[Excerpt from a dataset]
* BEGIN *
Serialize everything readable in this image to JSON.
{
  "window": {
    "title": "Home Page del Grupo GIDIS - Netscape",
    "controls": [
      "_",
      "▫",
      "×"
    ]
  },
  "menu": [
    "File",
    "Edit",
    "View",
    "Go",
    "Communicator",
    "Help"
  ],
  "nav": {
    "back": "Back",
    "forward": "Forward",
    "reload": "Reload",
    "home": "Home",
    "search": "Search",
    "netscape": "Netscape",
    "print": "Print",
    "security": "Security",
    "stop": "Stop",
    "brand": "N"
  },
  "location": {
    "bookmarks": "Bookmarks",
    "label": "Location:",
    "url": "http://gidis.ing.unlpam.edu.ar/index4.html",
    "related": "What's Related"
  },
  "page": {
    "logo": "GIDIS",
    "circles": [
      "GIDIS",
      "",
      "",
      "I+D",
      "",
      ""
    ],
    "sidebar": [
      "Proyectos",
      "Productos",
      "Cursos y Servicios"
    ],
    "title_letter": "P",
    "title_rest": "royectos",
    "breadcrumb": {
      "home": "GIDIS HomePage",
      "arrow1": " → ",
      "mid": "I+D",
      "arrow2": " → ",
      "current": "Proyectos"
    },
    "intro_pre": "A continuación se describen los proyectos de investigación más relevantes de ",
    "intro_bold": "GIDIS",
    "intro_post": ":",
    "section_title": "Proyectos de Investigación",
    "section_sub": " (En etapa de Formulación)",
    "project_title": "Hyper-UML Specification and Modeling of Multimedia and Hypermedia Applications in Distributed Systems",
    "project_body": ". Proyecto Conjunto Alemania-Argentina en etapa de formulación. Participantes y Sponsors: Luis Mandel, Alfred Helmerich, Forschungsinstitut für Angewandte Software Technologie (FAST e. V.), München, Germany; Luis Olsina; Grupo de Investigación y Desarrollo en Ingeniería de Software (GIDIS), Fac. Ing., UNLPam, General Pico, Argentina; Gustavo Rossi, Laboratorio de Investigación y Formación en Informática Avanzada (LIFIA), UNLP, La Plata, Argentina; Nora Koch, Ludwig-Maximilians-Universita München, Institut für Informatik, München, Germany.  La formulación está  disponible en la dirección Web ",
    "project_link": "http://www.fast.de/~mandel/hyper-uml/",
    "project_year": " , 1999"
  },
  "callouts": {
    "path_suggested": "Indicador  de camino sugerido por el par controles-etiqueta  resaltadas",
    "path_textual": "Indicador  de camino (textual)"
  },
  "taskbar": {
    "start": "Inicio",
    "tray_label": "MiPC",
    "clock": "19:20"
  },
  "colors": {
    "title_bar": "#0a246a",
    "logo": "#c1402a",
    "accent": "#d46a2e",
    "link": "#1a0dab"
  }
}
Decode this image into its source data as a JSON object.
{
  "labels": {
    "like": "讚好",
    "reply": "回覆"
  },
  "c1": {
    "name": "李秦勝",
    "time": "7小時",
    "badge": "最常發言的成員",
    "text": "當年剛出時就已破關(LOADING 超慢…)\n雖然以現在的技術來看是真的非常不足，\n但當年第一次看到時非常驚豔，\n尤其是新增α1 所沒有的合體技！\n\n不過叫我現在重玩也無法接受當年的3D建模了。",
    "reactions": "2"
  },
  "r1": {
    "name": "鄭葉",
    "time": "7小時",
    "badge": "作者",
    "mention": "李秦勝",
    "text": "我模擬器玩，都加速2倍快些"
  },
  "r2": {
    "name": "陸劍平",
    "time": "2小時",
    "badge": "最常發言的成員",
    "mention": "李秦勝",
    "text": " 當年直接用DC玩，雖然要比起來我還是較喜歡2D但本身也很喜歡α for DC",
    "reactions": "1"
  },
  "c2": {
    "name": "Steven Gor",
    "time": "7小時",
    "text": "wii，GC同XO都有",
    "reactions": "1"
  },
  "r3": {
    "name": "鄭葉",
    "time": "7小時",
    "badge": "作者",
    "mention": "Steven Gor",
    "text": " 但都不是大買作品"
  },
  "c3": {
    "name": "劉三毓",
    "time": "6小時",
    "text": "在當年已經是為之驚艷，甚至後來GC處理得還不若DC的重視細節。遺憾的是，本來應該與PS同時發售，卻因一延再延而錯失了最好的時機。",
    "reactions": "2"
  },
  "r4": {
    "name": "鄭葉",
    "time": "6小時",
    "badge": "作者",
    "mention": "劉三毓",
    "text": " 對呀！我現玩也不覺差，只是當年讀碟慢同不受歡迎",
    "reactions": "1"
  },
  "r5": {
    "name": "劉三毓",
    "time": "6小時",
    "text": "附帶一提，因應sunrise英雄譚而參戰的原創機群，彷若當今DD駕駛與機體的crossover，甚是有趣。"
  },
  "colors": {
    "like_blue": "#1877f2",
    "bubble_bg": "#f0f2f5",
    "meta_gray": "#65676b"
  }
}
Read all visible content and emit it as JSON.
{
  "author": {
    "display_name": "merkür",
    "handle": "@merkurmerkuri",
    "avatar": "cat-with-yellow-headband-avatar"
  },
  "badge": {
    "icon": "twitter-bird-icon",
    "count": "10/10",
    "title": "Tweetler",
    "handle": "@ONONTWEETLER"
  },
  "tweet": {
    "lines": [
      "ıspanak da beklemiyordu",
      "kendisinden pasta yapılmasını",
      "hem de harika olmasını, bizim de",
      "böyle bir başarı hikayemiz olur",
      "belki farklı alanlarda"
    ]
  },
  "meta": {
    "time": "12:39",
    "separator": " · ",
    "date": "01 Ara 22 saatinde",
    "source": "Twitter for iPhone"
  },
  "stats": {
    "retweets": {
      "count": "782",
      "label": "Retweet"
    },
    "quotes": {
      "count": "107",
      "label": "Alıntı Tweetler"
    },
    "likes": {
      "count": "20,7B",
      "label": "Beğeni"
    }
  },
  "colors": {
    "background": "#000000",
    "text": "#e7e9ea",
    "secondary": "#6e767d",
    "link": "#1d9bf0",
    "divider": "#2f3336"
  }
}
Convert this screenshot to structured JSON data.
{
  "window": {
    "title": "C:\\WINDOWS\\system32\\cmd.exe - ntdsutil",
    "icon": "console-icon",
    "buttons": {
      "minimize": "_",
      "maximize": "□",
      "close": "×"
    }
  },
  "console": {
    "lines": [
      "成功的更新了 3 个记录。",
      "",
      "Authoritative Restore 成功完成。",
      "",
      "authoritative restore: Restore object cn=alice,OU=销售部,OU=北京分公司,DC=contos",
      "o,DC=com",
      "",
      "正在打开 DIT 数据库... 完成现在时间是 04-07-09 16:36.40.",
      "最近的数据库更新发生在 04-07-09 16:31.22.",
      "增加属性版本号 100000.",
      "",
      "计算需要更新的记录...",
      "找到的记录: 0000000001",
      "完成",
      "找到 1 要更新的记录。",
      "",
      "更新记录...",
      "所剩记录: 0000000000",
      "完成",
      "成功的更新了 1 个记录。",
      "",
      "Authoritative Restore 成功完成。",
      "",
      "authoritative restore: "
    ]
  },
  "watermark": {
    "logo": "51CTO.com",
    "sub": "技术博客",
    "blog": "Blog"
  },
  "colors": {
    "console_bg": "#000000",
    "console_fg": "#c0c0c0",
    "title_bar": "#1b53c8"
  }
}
* END *
> To be done: Retype the material in full. Each word must match.

> Solution for this task:
Serialize everything readable in this image to JSON.
{
  "window": {
    "title": "Home Page del Grupo GIDIS - Netscape",
    "controls": [
      "_",
      "▫",
      "×"
    ]
  },
  "menu": [
    "File",
    "Edit",
    "View",
    "Go",
    "Communicator",
    "Help"
  ],
  "nav": {
    "back": "Back",
    "forward": "Forward",
    "reload": "Reload",
    "home": "Home",
    "search": "Search",
    "netscape": "Netscape",
    "print": "Print",
    "security": "Security",
    "stop": "Stop",
    "brand": "N"
  },
  "location": {
    "bookmarks": "Bookmarks",
    "label": "Location:",
    "url": "http://gidis.ing.unlpam.edu.ar/index4.html",
    "related": "What's Related"
  },
  "page": {
    "logo": "GIDIS",
    "circles": [
      "GIDIS",
      "",
      "",
      "I+D",
      "",
      ""
    ],
    "sidebar": [
      "Proyectos",
      "Productos",
      "Cursos y Servicios"
    ],
    "title_letter": "P",
    "title_rest": "royectos",
    "breadcrumb": {
      "home": "GIDIS HomePage",
      "arrow1": " → ",
      "mid": "I+D",
      "arrow2": " → ",
      "current": "Proyectos"
    },
    "intro_pre": "A continuación se describen los proyectos de investigación más relevantes de ",
    "intro_bold": "GIDIS",
    "intro_post": ":",
    "section_title": "Proyectos de Investigación",
    "section_sub": " (En etapa de Formulación)",
    "project_title": "Hyper-UML Specification and Modeling of Multimedia and Hypermedia Applications in Distributed Systems",
    "project_body": ". Proyecto Conjunto Alemania-Argentina en etapa de formulación. Participantes y Sponsors: Luis Mandel, Alfred Helmerich, Forschungsinstitut für Angewandte Software Technologie (FAST e. V.), München, Germany; Luis Olsina; Grupo de Investigación y Desarrollo en Ingeniería de Software (GIDIS), Fac. Ing., UNLPam, General Pico, Argentina; Gustavo Rossi, Laboratorio de Investigación y Formación en Informática Avanzada (LIFIA), UNLP, La Plata, Argentina; Nora Koch, Ludwig-Maximilians-Universita München, Institut für Informatik, München, Germany.  La formulación está  disponible en la dirección Web ",
    "project_link": "http://www.fast.de/~mandel/hyper-uml/",
    "project_year": " , 1999"
  },
  "callouts": {
    "path_suggested": "Indicador  de camino sugerido por el par controles-etiqueta  resaltadas",
    "path_textual": "Indicador  de camino (textual)"
  },
  "taskbar": {
    "start": "Inicio",
    "tray_label": "MiPC",
    "clock": "19:20"
  },
  "colors": {
    "title_bar": "#0a246a",
    "logo": "#c1402a",
    "accent": "#d46a2e",
    "link": "#1a0dab"
  }
}
Decode this image into its source data as a JSON object.
{
  "labels": {
    "like": "讚好",
    "reply": "回覆"
  },
  "c1": {
    "name": "李秦勝",
    "time": "7小時",
    "badge": "最常發言的成員",
    "text": "當年剛出時就已破關(LOADING 超慢…)\n雖然以現在的技術來看是真的非常不足，\n但當年第一次看到時非常驚豔，\n尤其是新增α1 所沒有的合體技！\n\n不過叫我現在重玩也無法接受當年的3D建模了。",
    "reactions": "2"
  },
  "r1": {
    "name": "鄭葉",
    "time": "7小時",
    "badge": "作者",
    "mention": "李秦勝",
    "text": "我模擬器玩，都加速2倍快些"
  },
  "r2": {
    "name": "陸劍平",
    "time": "2小時",
    "badge": "最常發言的成員",
    "mention": "李秦勝",
    "text": " 當年直接用DC玩，雖然要比起來我還是較喜歡2D但本身也很喜歡α for DC",
    "reactions": "1"
  },
  "c2": {
    "name": "Steven Gor",
    "time": "7小時",
    "text": "wii，GC同XO都有",
    "reactions": "1"
  },
  "r3": {
    "name": "鄭葉",
    "time": "7小時",
    "badge": "作者",
    "mention": "Steven Gor",
    "text": " 但都不是大買作品"
  },
  "c3": {
    "name": "劉三毓",
    "time": "6小時",
    "text": "在當年已經是為之驚艷，甚至後來GC處理得還不若DC的重視細節。遺憾的是，本來應該與PS同時發售，卻因一延再延而錯失了最好的時機。",
    "reactions": "2"
  },
  "r4": {
    "name": "鄭葉",
    "time": "6小時",
    "badge": "作者",
    "mention": "劉三毓",
    "text": " 對呀！我現玩也不覺差，只是當年讀碟慢同不受歡迎",
    "reactions": "1"
  },
  "r5": {
    "name": "劉三毓",
    "time": "6小時",
    "text": "附帶一提，因應sunrise英雄譚而參戰的原創機群，彷若當今DD駕駛與機體的crossover，甚是有趣。"
  },
  "colors": {
    "like_blue": "#1877f2",
    "bubble_bg": "#f0f2f5",
    "meta_gray": "#65676b"
  }
}
Read all visible content and emit it as JSON.
{
  "author": {
    "display_name": "merkür",
    "handle": "@merkurmerkuri",
    "avatar": "cat-with-yellow-headband-avatar"
  },
  "badge": {
    "icon": "twitter-bird-icon",
    "count": "10/10",
    "title": "Tweetler",
    "handle": "@ONONTWEETLER"
  },
  "tweet": {
    "lines": [
      "ıspanak da beklemiyordu",
      "kendisinden pasta yapılmasını",
      "hem de harika olmasını, bizim de",
      "böyle bir başarı hikayemiz olur",
      "belki farklı alanlarda"
    ]
  },
  "meta": {
    "time": "12:39",
    "separator": " · ",
    "date": "01 Ara 22 saatinde",
    "source": "Twitter for iPhone"
  },
  "stats": {
    "retweets": {
      "count": "782",
      "label": "Retweet"
    },
    "quotes": {
      "count": "107",
      "label": "Alıntı Tweetler"
    },
    "likes": {
      "count": "20,7B",
      "label": "Beğeni"
    }
  },
  "colors": {
    "background": "#000000",
    "text": "#e7e9ea",
    "secondary": "#6e767d",
    "link": "#1d9bf0",
    "divider": "#2f3336"
  }
}
Convert this screenshot to structured JSON data.
{
  "window": {
    "title": "C:\\WINDOWS\\system32\\cmd.exe - ntdsutil",
    "icon": "console-icon",
    "buttons": {
      "minimize": "_",
      "maximize": "□",
      "close": "×"
    }
  },
  "console": {
    "lines": [
      "成功的更新了 3 个记录。",
      "",
      "Authoritative Restore 成功完成。",
      "",
      "authoritative restore: Restore object cn=alice,OU=销售部,OU=北京分公司,DC=contos",
      "o,DC=com",
      "",
      "正在打开 DIT 数据库... 完成现在时间是 04-07-09 16:36.40.",
      "最近的数据库更新发生在 04-07-09 16:31.22.",
      "增加属性版本号 100000.",
      "",
      "计算需要更新的记录...",
      "找到的记录: 0000000001",
      "完成",
      "找到 1 要更新的记录。",
      "",
      "更新记录...",
      "所剩记录: 0000000000",
      "完成",
      "成功的更新了 1 个记录。",
      "",
      "Authoritative Restore 成功完成。",
      "",
      "authoritative restore: "
    ]
  },
  "watermark": {
    "logo": "51CTO.com",
    "sub": "技术博客",
    "blog": "Blog"
  },
  "colors": {
    "console_bg": "#000000",
    "console_fg": "#c0c0c0",
    "title_bar": "#1b53c8"
  }
}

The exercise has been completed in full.